Extracted records:
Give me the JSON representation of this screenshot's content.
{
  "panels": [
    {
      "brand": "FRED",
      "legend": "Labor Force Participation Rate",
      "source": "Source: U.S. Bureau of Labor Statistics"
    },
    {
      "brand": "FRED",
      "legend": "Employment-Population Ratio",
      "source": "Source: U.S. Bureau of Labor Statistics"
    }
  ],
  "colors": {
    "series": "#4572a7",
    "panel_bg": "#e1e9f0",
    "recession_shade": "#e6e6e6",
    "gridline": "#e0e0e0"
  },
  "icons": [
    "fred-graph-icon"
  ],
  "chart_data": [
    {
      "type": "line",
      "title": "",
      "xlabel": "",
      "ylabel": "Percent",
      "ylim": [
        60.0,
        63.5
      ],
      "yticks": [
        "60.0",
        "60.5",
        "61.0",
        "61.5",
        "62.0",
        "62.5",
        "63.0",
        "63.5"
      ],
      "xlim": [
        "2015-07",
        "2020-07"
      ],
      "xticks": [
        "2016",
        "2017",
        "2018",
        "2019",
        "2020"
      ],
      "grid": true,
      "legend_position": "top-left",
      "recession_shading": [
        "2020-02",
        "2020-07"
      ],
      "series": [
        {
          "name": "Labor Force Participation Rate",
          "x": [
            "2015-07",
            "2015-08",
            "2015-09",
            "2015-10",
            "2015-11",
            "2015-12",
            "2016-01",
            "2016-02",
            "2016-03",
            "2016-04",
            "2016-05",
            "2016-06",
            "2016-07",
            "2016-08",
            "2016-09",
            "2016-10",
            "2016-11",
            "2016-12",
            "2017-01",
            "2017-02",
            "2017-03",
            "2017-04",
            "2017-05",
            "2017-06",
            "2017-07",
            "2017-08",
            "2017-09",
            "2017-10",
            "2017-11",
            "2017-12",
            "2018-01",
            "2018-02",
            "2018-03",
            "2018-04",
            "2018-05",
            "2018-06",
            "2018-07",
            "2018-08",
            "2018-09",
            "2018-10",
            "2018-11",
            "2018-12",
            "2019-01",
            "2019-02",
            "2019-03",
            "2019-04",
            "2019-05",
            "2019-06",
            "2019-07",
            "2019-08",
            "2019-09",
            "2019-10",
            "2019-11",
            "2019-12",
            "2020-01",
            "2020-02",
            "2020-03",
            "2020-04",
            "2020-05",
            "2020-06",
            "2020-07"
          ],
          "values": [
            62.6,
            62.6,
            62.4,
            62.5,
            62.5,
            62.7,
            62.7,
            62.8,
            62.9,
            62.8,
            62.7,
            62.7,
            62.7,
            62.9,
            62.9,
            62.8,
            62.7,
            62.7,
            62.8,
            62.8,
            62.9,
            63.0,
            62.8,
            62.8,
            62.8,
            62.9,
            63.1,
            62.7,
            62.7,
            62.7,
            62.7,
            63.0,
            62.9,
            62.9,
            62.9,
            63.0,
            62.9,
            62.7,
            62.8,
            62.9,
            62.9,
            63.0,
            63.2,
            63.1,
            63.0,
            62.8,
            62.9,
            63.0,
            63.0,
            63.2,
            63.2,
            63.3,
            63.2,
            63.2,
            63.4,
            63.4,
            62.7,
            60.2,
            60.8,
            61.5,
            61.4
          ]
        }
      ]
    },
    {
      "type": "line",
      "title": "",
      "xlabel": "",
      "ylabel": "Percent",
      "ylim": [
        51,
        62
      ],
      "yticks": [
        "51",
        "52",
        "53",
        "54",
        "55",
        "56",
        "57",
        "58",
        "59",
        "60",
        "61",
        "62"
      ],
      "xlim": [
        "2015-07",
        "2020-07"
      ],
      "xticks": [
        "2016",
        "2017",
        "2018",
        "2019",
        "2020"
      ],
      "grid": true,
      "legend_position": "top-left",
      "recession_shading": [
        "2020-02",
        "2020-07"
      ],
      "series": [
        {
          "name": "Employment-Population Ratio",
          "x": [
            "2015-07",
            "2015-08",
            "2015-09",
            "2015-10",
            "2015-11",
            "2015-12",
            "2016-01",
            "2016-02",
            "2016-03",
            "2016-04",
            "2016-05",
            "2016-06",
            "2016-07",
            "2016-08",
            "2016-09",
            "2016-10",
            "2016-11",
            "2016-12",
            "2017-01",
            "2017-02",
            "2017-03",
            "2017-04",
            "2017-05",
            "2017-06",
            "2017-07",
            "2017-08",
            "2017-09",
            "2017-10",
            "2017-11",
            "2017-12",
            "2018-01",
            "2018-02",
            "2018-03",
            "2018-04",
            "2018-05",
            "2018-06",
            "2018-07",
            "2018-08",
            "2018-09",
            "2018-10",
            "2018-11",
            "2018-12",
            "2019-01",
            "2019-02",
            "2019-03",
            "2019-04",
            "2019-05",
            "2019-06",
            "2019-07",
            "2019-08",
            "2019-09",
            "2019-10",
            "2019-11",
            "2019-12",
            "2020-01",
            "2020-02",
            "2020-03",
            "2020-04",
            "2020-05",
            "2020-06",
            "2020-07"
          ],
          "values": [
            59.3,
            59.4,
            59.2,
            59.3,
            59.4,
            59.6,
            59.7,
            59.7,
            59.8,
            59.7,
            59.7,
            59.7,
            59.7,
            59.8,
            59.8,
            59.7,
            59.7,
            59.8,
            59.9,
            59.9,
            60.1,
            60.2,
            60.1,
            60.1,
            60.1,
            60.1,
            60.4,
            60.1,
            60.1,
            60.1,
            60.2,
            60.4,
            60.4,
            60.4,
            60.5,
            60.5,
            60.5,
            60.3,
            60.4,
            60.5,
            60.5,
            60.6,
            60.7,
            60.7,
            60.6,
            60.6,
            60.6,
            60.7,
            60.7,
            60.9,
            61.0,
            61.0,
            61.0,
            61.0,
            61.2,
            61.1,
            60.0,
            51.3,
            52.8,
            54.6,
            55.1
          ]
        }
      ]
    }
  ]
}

**Exercise description**
Retype the entries one by one, exactly.

**Solution**
Give me the JSON representation of this screenshot's content.
{
  "panels": [
    {
      "brand": "FRED",
      "legend": "Labor Force Participation Rate",
      "source": "Source: U.S. Bureau of Labor Statistics"
    },
    {
      "brand": "FRED",
      "legend": "Employment-Population Ratio",
      "source": "Source: U.S. Bureau of Labor Statistics"
    }
  ],
  "colors": {
    "series": "#4572a7",
    "panel_bg": "#e1e9f0",
    "recession_shade": "#e6e6e6",
    "gridline": "#e0e0e0"
  },
  "icons": [
    "fred-graph-icon"
  ],
  "chart_data": [
    {
      "type": "line",
      "title": "",
      "xlabel": "",
      "ylabel": "Percent",
      "ylim": [
        60.0,
        63.5
      ],
      "yticks": [
        "60.0",
        "60.5",
        "61.0",
        "61.5",
        "62.0",
        "62.5",
        "63.0",
        "63.5"
      ],
      "xlim": [
        "2015-07",
        "2020-07"
      ],
      "xticks": [
        "2016",
        "2017",
        "2018",
        "2019",
        "2020"
      ],
      "grid": true,
      "legend_position": "top-left",
      "recession_shading": [
        "2020-02",
        "2020-07"
      ],
      "series": [
        {
          "name": "Labor Force Participation Rate",
          "x": [
            "2015-07",
            "2015-08",
            "2015-09",
            "2015-10",
            "2015-11",
            "2015-12",
            "2016-01",
            "2016-02",
            "2016-03",
            "2016-04",
            "2016-05",
            "2016-06",
            "2016-07",
            "2016-08",
            "2016-09",
            "2016-10",
            "2016-11",
            "2016-12",
            "2017-01",
            "2017-02",
            "2017-03",
            "2017-04",
            "2017-05",
            "2017-06",
            "2017-07",
            "2017-08",
            "2017-09",
            "2017-10",
            "2017-11",
            "2017-12",
            "2018-01",
            "2018-02",
            "2018-03",
            "2018-04",
            "2018-05",
            "2018-06",
            "2018-07",
            "2018-08",
            "2018-09",
            "2018-10",
            "2018-11",
            "2018-12",
            "2019-01",
            "2019-02",
            "2019-03",
            "2019-04",
            "2019-05",
            "2019-06",
            "2019-07",
            "2019-08",
            "2019-09",
            "2019-10",
            "2019-11",
            "2019-12",
            "2020-01",
            "2020-02",
            "2020-03",
            "2020-04",
            "2020-05",
            "2020-06",
            "2020-07"
          ],
          "values": [
            62.6,
            62.6,
            62.4,
            62.5,
            62.5,
            62.7,
            62.7,
            62.8,
            62.9,
            62.8,
            62.7,
            62.7,
            62.7,
            62.9,
            62.9,
            62.8,
            62.7,
            62.7,
            62.8,
            62.8,
            62.9,
            63.0,
            62.8,
            62.8,
            62.8,
            62.9,
            63.1,
            62.7,
            62.7,
            62.7,
            62.7,
            63.0,
            62.9,
            62.9,
            62.9,
            63.0,
            62.9,
            62.7,
            62.8,
            62.9,
            62.9,
            63.0,
            63.2,
            63.1,
            63.0,
            62.8,
            62.9,
            63.0,
            63.0,
            63.2,
            63.2,
            63.3,
            63.2,
            63.2,
            63.4,
            63.4,
            62.7,
            60.2,
            60.8,
            61.5,
            61.4
          ]
        }
      ]
    },
    {
      "type": "line",
      "title": "",
      "xlabel": "",
      "ylabel": "Percent",
      "ylim": [
        51,
        62
      ],
      "yticks": [
        "51",
        "52",
        "53",
        "54",
        "55",
        "56",
        "57",
        "58",
        "59",
        "60",
        "61",
        "62"
      ],
      "xlim": [
        "2015-07",
        "2020-07"
      ],
      "xticks": [
        "2016",
        "2017",
        "2018",
        "2019",
        "2020"
      ],
      "grid": true,
      "legend_position": "top-left",
      "recession_shading": [
        "2020-02",
        "2020-07"
      ],
      "series": [
        {
          "name": "Employment-Population Ratio",
          "x": [
            "2015-07",
            "2015-08",
            "2015-09",
            "2015-10",
            "2015-11",
            "2015-12",
            "2016-01",
            "2016-02",
            "2016-03",
            "2016-04",
            "2016-05",
            "2016-06",
            "2016-07",
            "2016-08",
            "2016-09",
            "2016-10",
            "2016-11",
            "2016-12",
            "2017-01",
            "2017-02",
            "2017-03",
            "2017-04",
            "2017-05",
            "2017-06",
            "2017-07",
            "2017-08",
            "2017-09",
            "2017-10",
            "2017-11",
            "2017-12",
            "2018-01",
            "2018-02",
            "2018-03",
            "2018-04",
            "2018-05",
            "2018-06",
            "2018-07",
            "2018-08",
            "2018-09",
            "2018-10",
            "2018-11",
            "2018-12",
            "2019-01",
            "2019-02",
            "2019-03",
            "2019-04",
            "2019-05",
            "2019-06",
            "2019-07",
            "2019-08",
            "2019-09",
            "2019-10",
            "2019-11",
            "2019-12",
            "2020-01",
            "2020-02",
            "2020-03",
            "2020-04",
            "2020-05",
            "2020-06",
            "2020-07"
          ],
          "values": [
            59.3,
            59.4,
            59.2,
            59.3,
            59.4,
            59.6,
            59.7,
            59.7,
            59.8,
            59.7,
            59.7,
            59.7,
            59.7,
            59.8,
            59.8,
            59.7,
            59.7,
            59.8,
            59.9,
            59.9,
            60.1,
            60.2,
            60.1,
            60.1,
            60.1,
            60.1,
            60.4,
            60.1,
            60.1,
            60.1,
            60.2,
            60.4,
            60.4,
            60.4,
            60.5,
            60.5,
            60.5,
            60.3,
            60.4,
            60.5,
            60.5,
            60.6,
            60.7,
            60.7,
            60.6,
            60.6,
            60.6,
            60.7,
            60.7,
            60.9,
            61.0,
            61.0,
            61.0,
            61.0,
            61.2,
            61.1,
            60.0,
            51.3,
            52.8,
            54.6,
            55.1
          ]
        }
      ]
    }
  ]
}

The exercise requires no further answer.